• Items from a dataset
+===+

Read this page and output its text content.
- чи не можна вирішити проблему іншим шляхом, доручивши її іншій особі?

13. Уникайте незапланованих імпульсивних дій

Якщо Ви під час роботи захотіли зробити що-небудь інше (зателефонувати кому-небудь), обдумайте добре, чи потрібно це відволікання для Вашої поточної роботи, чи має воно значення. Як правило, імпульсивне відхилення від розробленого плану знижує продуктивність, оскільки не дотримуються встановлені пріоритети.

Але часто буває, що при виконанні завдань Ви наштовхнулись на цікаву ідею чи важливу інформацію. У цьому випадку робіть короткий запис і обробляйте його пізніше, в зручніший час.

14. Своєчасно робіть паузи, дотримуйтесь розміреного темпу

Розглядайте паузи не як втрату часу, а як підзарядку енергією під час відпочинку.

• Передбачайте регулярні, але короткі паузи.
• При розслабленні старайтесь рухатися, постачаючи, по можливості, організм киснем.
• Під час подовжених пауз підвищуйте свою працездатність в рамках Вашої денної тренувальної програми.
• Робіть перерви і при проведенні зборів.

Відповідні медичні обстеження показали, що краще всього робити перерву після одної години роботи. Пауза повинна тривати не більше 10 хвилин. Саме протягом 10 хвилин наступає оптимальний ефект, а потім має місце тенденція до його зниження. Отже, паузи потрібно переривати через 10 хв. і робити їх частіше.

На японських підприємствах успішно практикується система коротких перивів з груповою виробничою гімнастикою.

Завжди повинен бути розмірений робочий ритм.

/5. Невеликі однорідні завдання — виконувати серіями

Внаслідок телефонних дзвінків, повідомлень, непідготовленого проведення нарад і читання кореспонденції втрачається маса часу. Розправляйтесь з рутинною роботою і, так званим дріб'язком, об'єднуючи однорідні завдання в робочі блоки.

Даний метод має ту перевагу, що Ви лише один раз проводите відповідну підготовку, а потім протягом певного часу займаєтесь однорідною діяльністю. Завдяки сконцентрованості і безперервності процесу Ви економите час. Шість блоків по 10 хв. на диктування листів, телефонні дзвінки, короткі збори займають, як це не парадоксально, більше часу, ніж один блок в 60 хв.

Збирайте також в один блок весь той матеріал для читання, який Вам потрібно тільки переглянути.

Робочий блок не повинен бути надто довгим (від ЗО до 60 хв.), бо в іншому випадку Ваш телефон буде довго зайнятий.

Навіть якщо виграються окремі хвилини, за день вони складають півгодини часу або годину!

+===+

• DIRECTIONS FOR THIS TASK
Search the records for the word "бути". Copy every line that has it.

• ANSWER TO THE PROBLEM
Завжди повинен бути розмірений робочий ритм.
Робочий блок не повинен бути надто довгим (від ЗО до 60 хв.), бо в іншому випадку Ваш телефон буде довго зайнятий.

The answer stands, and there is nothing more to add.